═══ Entries supplied

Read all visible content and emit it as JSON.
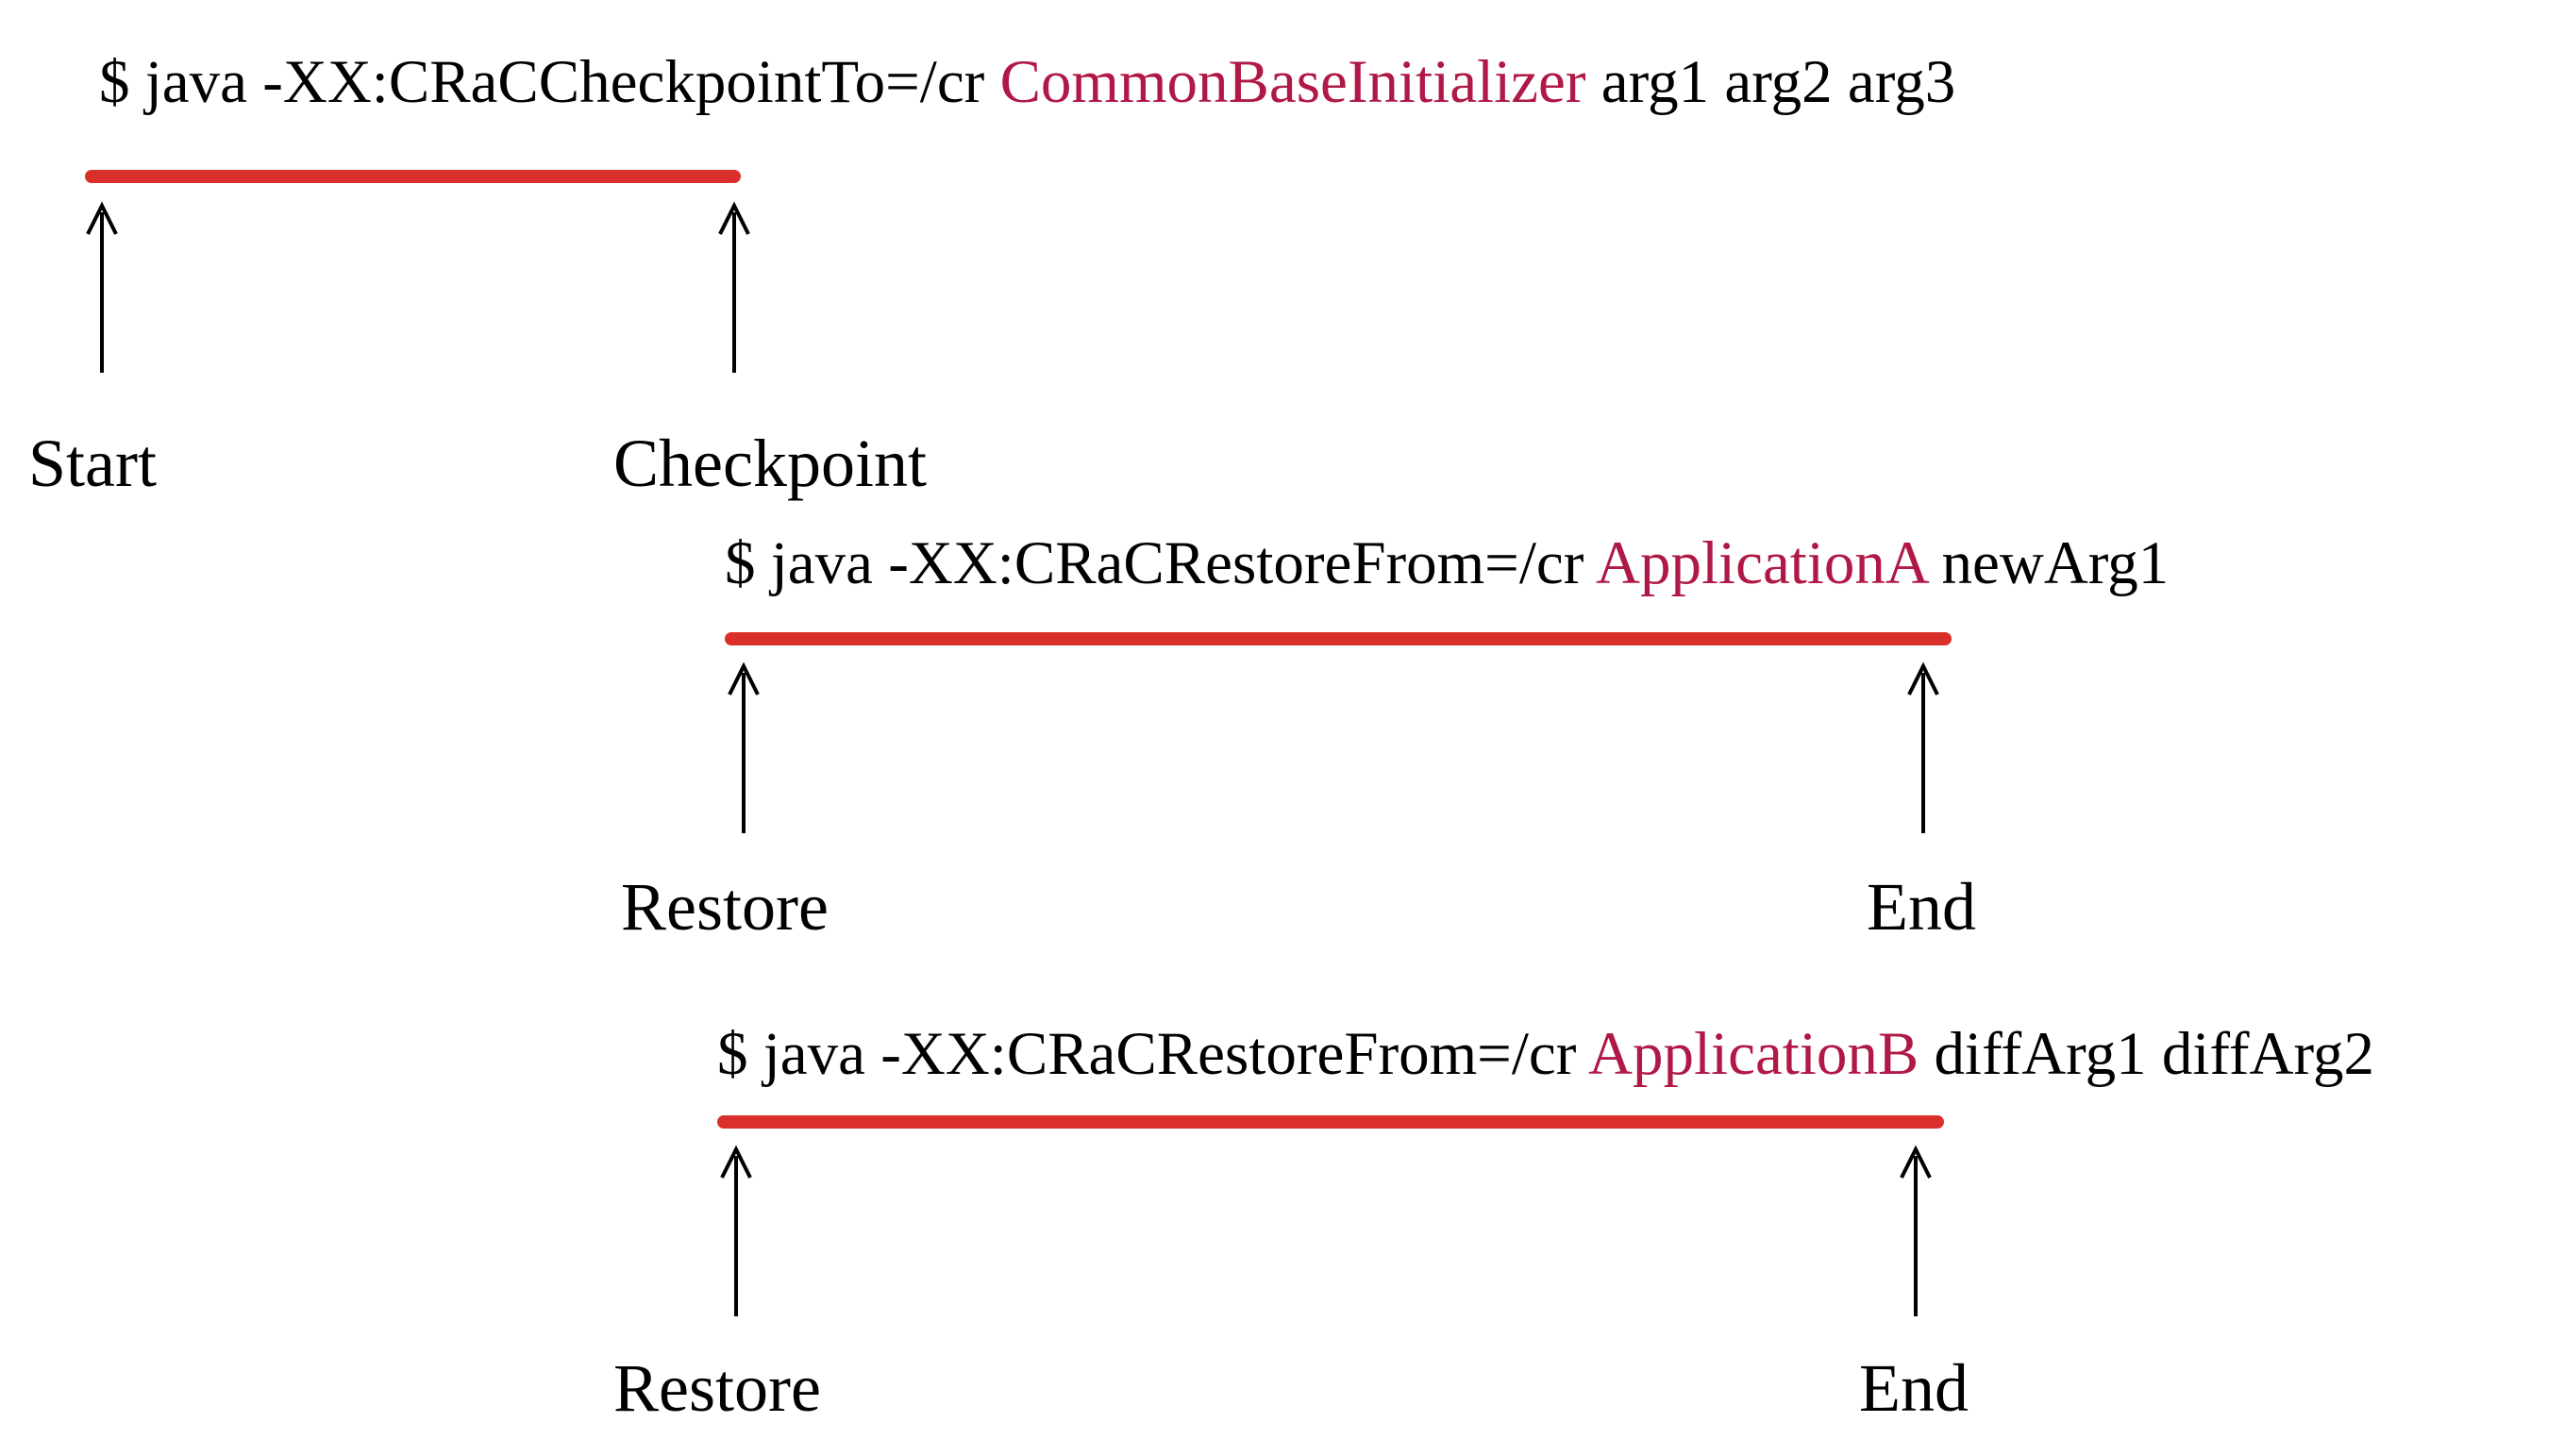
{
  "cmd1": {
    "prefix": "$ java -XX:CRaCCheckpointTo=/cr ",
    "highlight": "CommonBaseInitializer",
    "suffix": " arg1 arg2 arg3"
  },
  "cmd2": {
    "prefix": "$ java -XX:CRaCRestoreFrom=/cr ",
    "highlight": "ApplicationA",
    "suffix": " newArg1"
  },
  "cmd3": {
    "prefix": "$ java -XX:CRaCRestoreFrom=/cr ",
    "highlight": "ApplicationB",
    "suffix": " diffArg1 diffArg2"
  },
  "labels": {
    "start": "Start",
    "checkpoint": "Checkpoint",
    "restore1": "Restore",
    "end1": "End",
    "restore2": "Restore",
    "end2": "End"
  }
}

══════

Pictures in the data above should not be copied; transcribe everything else exactly.

Read all visible content and emit it as JSON.
{
  "cmd1": {
    "prefix": "$ java -XX:CRaCCheckpointTo=/cr ",
    "highlight": "CommonBaseInitializer",
    "suffix": " arg1 arg2 arg3"
  },
  "cmd2": {
    "prefix": "$ java -XX:CRaCRestoreFrom=/cr ",
    "highlight": "ApplicationA",
    "suffix": " newArg1"
  },
  "cmd3": {
    "prefix": "$ java -XX:CRaCRestoreFrom=/cr ",
    "highlight": "ApplicationB",
    "suffix": " diffArg1 diffArg2"
  },
  "labels": {
    "start": "Start",
    "checkpoint": "Checkpoint",
    "restore1": "Restore",
    "end1": "End",
    "restore2": "Restore",
    "end2": "End"
  }
}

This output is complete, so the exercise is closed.